━━ Records provided

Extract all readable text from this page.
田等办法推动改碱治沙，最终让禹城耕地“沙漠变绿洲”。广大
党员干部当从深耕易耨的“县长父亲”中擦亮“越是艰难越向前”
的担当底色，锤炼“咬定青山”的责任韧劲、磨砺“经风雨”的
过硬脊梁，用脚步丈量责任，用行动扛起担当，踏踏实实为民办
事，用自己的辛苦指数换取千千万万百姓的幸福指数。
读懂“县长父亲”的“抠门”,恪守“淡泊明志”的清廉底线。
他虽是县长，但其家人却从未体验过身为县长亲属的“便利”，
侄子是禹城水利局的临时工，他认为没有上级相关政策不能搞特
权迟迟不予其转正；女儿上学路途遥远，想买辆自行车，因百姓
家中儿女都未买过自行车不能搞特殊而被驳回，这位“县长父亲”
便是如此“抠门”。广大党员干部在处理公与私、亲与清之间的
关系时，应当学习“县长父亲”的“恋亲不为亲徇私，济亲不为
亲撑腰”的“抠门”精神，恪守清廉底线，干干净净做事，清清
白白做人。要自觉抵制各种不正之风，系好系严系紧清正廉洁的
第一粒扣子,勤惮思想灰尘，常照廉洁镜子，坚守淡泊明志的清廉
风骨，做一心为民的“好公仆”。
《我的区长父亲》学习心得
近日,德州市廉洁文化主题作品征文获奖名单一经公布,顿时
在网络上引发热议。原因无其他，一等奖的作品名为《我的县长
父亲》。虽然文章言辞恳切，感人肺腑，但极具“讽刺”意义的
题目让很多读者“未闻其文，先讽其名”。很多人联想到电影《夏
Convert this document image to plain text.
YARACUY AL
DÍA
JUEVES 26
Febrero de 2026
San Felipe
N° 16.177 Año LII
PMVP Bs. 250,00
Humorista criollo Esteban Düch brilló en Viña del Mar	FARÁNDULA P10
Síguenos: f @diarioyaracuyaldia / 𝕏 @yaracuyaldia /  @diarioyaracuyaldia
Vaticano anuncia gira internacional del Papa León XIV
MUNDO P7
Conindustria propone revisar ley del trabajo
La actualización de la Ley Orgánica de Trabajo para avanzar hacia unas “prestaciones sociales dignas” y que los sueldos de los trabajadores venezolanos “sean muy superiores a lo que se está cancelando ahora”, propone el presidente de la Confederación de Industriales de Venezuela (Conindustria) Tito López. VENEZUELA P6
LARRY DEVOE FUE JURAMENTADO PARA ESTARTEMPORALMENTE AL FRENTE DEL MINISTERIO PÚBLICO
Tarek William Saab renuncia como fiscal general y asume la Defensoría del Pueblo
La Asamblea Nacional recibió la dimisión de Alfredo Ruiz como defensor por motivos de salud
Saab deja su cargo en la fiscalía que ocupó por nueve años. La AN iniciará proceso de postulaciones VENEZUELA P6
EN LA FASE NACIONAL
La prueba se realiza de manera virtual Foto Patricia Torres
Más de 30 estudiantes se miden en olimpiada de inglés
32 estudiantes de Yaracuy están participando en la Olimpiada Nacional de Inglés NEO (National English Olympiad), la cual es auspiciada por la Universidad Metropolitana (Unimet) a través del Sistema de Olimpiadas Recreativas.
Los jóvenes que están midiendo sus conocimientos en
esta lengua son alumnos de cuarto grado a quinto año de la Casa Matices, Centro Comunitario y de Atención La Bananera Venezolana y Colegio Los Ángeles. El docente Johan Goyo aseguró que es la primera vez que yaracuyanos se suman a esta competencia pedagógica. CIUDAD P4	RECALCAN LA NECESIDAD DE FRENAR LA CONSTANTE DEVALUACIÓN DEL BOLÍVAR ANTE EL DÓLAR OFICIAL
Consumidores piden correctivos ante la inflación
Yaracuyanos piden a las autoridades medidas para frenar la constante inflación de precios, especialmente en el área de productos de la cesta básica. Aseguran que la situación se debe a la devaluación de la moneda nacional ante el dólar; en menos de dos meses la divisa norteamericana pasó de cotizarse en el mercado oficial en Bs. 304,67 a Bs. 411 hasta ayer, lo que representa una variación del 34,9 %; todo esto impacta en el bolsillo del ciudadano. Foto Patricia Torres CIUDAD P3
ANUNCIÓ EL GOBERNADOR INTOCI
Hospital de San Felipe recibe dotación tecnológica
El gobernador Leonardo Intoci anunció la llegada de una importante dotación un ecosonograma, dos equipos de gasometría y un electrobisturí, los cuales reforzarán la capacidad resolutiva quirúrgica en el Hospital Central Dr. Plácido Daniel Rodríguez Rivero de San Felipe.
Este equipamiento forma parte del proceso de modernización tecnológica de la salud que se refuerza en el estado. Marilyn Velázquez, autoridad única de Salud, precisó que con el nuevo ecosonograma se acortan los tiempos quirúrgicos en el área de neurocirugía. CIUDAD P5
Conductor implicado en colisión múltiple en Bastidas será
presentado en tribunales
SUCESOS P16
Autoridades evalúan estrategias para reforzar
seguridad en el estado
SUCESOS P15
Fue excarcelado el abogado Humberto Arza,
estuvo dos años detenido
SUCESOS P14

━━━━

(Instructions to follow) From the records above, extract every line exactly as it stands.

(Result of this exercise)
Extract all readable text from this page.
田等办法推动改碱治沙，最终让禹城耕地“沙漠变绿洲”。广大
党员干部当从深耕易耨的“县长父亲”中擦亮“越是艰难越向前”
的担当底色，锤炼“咬定青山”的责任韧劲、磨砺“经风雨”的
过硬脊梁，用脚步丈量责任，用行动扛起担当，踏踏实实为民办
事，用自己的辛苦指数换取千千万万百姓的幸福指数。
读懂“县长父亲”的“抠门”,恪守“淡泊明志”的清廉底线。
他虽是县长，但其家人却从未体验过身为县长亲属的“便利”，
侄子是禹城水利局的临时工，他认为没有上级相关政策不能搞特
权迟迟不予其转正；女儿上学路途遥远，想买辆自行车，因百姓
家中儿女都未买过自行车不能搞特殊而被驳回，这位“县长父亲”
便是如此“抠门”。广大党员干部在处理公与私、亲与清之间的
关系时，应当学习“县长父亲”的“恋亲不为亲徇私，济亲不为
亲撑腰”的“抠门”精神，恪守清廉底线，干干净净做事，清清
白白做人。要自觉抵制各种不正之风，系好系严系紧清正廉洁的
第一粒扣子,勤惮思想灰尘，常照廉洁镜子，坚守淡泊明志的清廉
风骨，做一心为民的“好公仆”。
《我的区长父亲》学习心得
近日,德州市廉洁文化主题作品征文获奖名单一经公布,顿时
在网络上引发热议。原因无其他，一等奖的作品名为《我的县长
父亲》。虽然文章言辞恳切，感人肺腑，但极具“讽刺”意义的
题目让很多读者“未闻其文，先讽其名”。很多人联想到电影《夏
Convert this document image to plain text.
YARACUY AL
DÍA
JUEVES 26
Febrero de 2026
San Felipe
N° 16.177 Año LII
PMVP Bs. 250,00
Humorista criollo Esteban Düch brilló en Viña del Mar	FARÁNDULA P10
Síguenos: f @diarioyaracuyaldia / 𝕏 @yaracuyaldia /  @diarioyaracuyaldia
Vaticano anuncia gira internacional del Papa León XIV
MUNDO P7
Conindustria propone revisar ley del trabajo
La actualización de la Ley Orgánica de Trabajo para avanzar hacia unas “prestaciones sociales dignas” y que los sueldos de los trabajadores venezolanos “sean muy superiores a lo que se está cancelando ahora”, propone el presidente de la Confederación de Industriales de Venezuela (Conindustria) Tito López. VENEZUELA P6
LARRY DEVOE FUE JURAMENTADO PARA ESTARTEMPORALMENTE AL FRENTE DEL MINISTERIO PÚBLICO
Tarek William Saab renuncia como fiscal general y asume la Defensoría del Pueblo
La Asamblea Nacional recibió la dimisión de Alfredo Ruiz como defensor por motivos de salud
Saab deja su cargo en la fiscalía que ocupó por nueve años. La AN iniciará proceso de postulaciones VENEZUELA P6
EN LA FASE NACIONAL
La prueba se realiza de manera virtual Foto Patricia Torres
Más de 30 estudiantes se miden en olimpiada de inglés
32 estudiantes de Yaracuy están participando en la Olimpiada Nacional de Inglés NEO (National English Olympiad), la cual es auspiciada por la Universidad Metropolitana (Unimet) a través del Sistema de Olimpiadas Recreativas.
Los jóvenes que están midiendo sus conocimientos en
esta lengua son alumnos de cuarto grado a quinto año de la Casa Matices, Centro Comunitario y de Atención La Bananera Venezolana y Colegio Los Ángeles. El docente Johan Goyo aseguró que es la primera vez que yaracuyanos se suman a esta competencia pedagógica. CIUDAD P4	RECALCAN LA NECESIDAD DE FRENAR LA CONSTANTE DEVALUACIÓN DEL BOLÍVAR ANTE EL DÓLAR OFICIAL
Consumidores piden correctivos ante la inflación
Yaracuyanos piden a las autoridades medidas para frenar la constante inflación de precios, especialmente en el área de productos de la cesta básica. Aseguran que la situación se debe a la devaluación de la moneda nacional ante el dólar; en menos de dos meses la divisa norteamericana pasó de cotizarse en el mercado oficial en Bs. 304,67 a Bs. 411 hasta ayer, lo que representa una variación del 34,9 %; todo esto impacta en el bolsillo del ciudadano. Foto Patricia Torres CIUDAD P3
ANUNCIÓ EL GOBERNADOR INTOCI
Hospital de San Felipe recibe dotación tecnológica
El gobernador Leonardo Intoci anunció la llegada de una importante dotación un ecosonograma, dos equipos de gasometría y un electrobisturí, los cuales reforzarán la capacidad resolutiva quirúrgica en el Hospital Central Dr. Plácido Daniel Rodríguez Rivero de San Felipe.
Este equipamiento forma parte del proceso de modernización tecnológica de la salud que se refuerza en el estado. Marilyn Velázquez, autoridad única de Salud, precisó que con el nuevo ecosonograma se acortan los tiempos quirúrgicos en el área de neurocirugía. CIUDAD P5
Conductor implicado en colisión múltiple en Bastidas será
presentado en tribunales
SUCESOS P16
Autoridades evalúan estrategias para reforzar
seguridad en el estado
SUCESOS P15
Fue excarcelado el abogado Humberto Arza,
estuvo dos años detenido
SUCESOS P14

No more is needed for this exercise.